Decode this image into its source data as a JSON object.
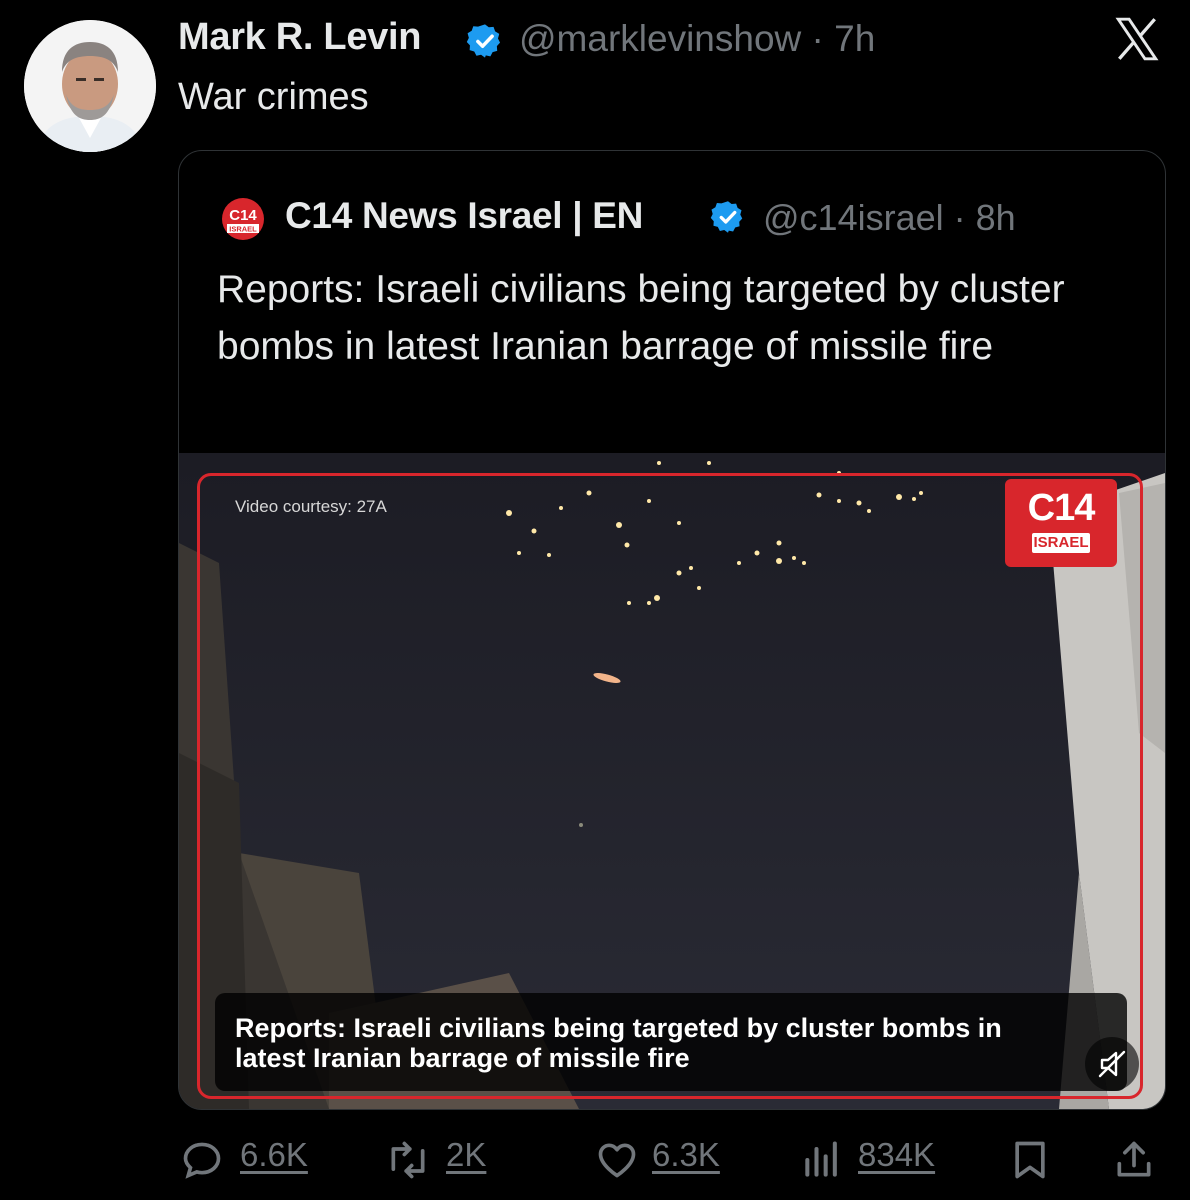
{
  "tweet": {
    "author_name": "Mark R. Levin",
    "handle_time": "@marklevinshow · 7h",
    "text": "War crimes",
    "avatar_icon": "portrait-photo"
  },
  "quoted": {
    "author_name": "C14 News Israel | EN",
    "handle_time": "@c14israel · 8h",
    "text": "Reports: Israeli civilians being targeted by cluster bombs in latest Iranian barrage of missile fire",
    "video": {
      "courtesy": "Video courtesy: 27A",
      "badge_main": "C14",
      "badge_sub": "ISRAEL",
      "caption": "Reports: Israeli civilians being targeted by cluster bombs in latest Iranian barrage of missile fire"
    }
  },
  "actions": {
    "replies": "6.6K",
    "reposts": "2K",
    "likes": "6.3K",
    "views": "834K"
  },
  "colors": {
    "background": "#000000",
    "text": "#e7e9ea",
    "muted": "#71767b",
    "verified": "#1d9bf0",
    "brand_red": "#d8262c"
  }
}
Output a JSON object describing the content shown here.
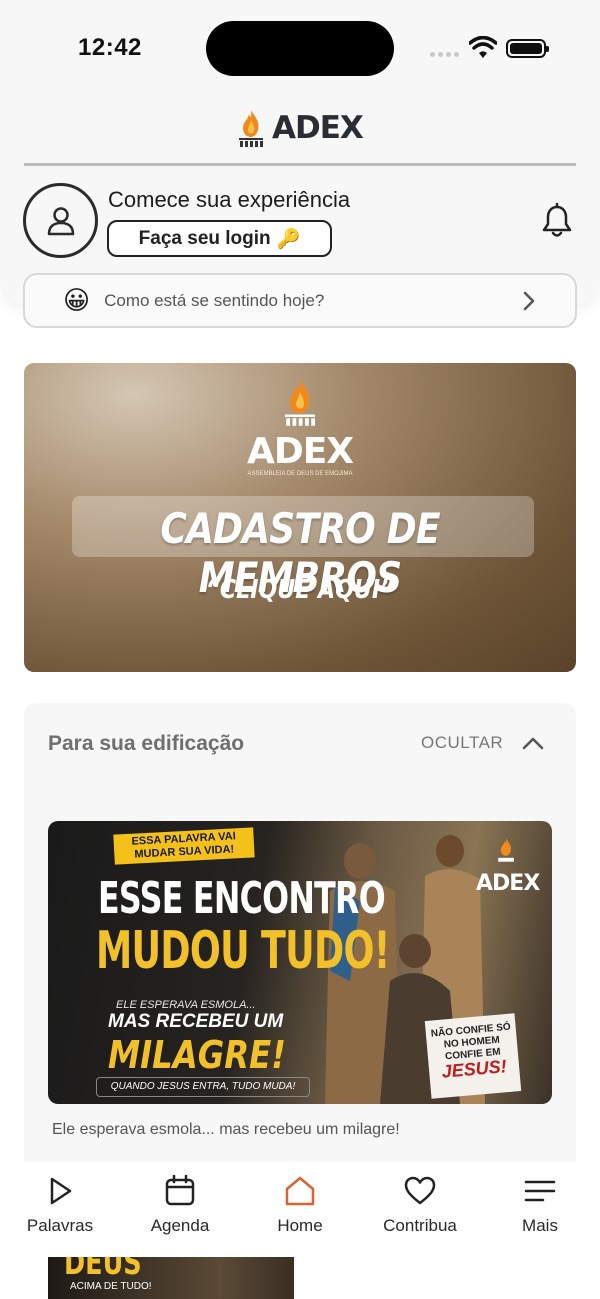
{
  "status_bar": {
    "time": "12:42"
  },
  "header": {
    "brand": "ADEX",
    "welcome_text": "Comece sua experiência",
    "login_label": "Faça seu login",
    "login_emoji": "🔑"
  },
  "mood": {
    "emoji": "😀",
    "prompt": "Como está se sentindo hoje?"
  },
  "banner": {
    "brand": "ADEX",
    "subtitle": "ASSEMBLEIA DE DEUS DE EMOJIMA",
    "title": "CADASTRO DE MEMBROS",
    "cta": "“CLIQUE AQUI”"
  },
  "edification": {
    "title": "Para sua edificação",
    "hide_label": "OCULTAR",
    "post": {
      "tag": "ESSA PALAVRA VAI MUDAR SUA VIDA!",
      "headline_1": "ESSE ENCONTRO",
      "headline_2": "MUDOU TUDO!",
      "line_small": "ELE ESPERAVA ESMOLA...",
      "line_mid": "MAS RECEBEU UM",
      "line_big": "MILAGRE!",
      "strip": "QUANDO JESUS ENTRA, TUDO MUDA!",
      "card_top": "NÃO CONFIE SÓ NO HOMEM CONFIE EM",
      "card_bottom": "JESUS!",
      "brand": "ADEX",
      "caption": "Ele esperava esmola... mas recebeu um milagre!"
    },
    "next_post": {
      "headline": "DEUS",
      "sub": "ACIMA DE TUDO!"
    }
  },
  "tabbar": {
    "active": "Home",
    "active_color": "#e0612f",
    "items": [
      {
        "label": "Palavras",
        "icon": "play-icon"
      },
      {
        "label": "Agenda",
        "icon": "calendar-icon"
      },
      {
        "label": "Home",
        "icon": "home-icon"
      },
      {
        "label": "Contribua",
        "icon": "heart-icon"
      },
      {
        "label": "Mais",
        "icon": "menu-icon"
      }
    ]
  }
}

◇ ◇ ◇ ◇

Do not copy the pictures, but repeat every line exactly.

Solution to this task =>
Decode this image into its source data as a JSON object.
{
  "tweet": {
    "author_name": "Mark R. Levin",
    "handle_time": "@marklevinshow · 7h",
    "text": "War crimes",
    "avatar_icon": "portrait-photo"
  },
  "quoted": {
    "author_name": "C14 News Israel | EN",
    "handle_time": "@c14israel · 8h",
    "text": "Reports: Israeli civilians being targeted by cluster bombs in latest Iranian barrage of missile fire",
    "video": {
      "courtesy": "Video courtesy: 27A",
      "badge_main": "C14",
      "badge_sub": "ISRAEL",
      "caption": "Reports: Israeli civilians being targeted by cluster bombs in latest Iranian barrage of missile fire"
    }
  },
  "actions": {
    "replies": "6.6K",
    "reposts": "2K",
    "likes": "6.3K",
    "views": "834K"
  },
  "colors": {
    "background": "#000000",
    "text": "#e7e9ea",
    "muted": "#71767b",
    "verified": "#1d9bf0",
    "brand_red": "#d8262c"
  }
}
Output a JSON object describing the content shown here.
{
  "status_bar": {
    "time": "12:42"
  },
  "header": {
    "brand": "ADEX",
    "welcome_text": "Comece sua experiência",
    "login_label": "Faça seu login",
    "login_emoji": "🔑"
  },
  "mood": {
    "emoji": "😀",
    "prompt": "Como está se sentindo hoje?"
  },
  "banner": {
    "brand": "ADEX",
    "subtitle": "ASSEMBLEIA DE DEUS DE EMOJIMA",
    "title": "CADASTRO DE MEMBROS",
    "cta": "“CLIQUE AQUI”"
  },
  "edification": {
    "title": "Para sua edificação",
    "hide_label": "OCULTAR",
    "post": {
      "tag": "ESSA PALAVRA VAI MUDAR SUA VIDA!",
      "headline_1": "ESSE ENCONTRO",
      "headline_2": "MUDOU TUDO!",
      "line_small": "ELE ESPERAVA ESMOLA...",
      "line_mid": "MAS RECEBEU UM",
      "line_big": "MILAGRE!",
      "strip": "QUANDO JESUS ENTRA, TUDO MUDA!",
      "card_top": "NÃO CONFIE SÓ NO HOMEM CONFIE EM",
      "card_bottom": "JESUS!",
      "brand": "ADEX",
      "caption": "Ele esperava esmola... mas recebeu um milagre!"
    },
    "next_post": {
      "headline": "DEUS",
      "sub": "ACIMA DE TUDO!"
    }
  },
  "tabbar": {
    "active": "Home",
    "active_color": "#e0612f",
    "items": [
      {
        "label": "Palavras",
        "icon": "play-icon"
      },
      {
        "label": "Agenda",
        "icon": "calendar-icon"
      },
      {
        "label": "Home",
        "icon": "home-icon"
      },
      {
        "label": "Contribua",
        "icon": "heart-icon"
      },
      {
        "label": "Mais",
        "icon": "menu-icon"
      }
    ]
  }
}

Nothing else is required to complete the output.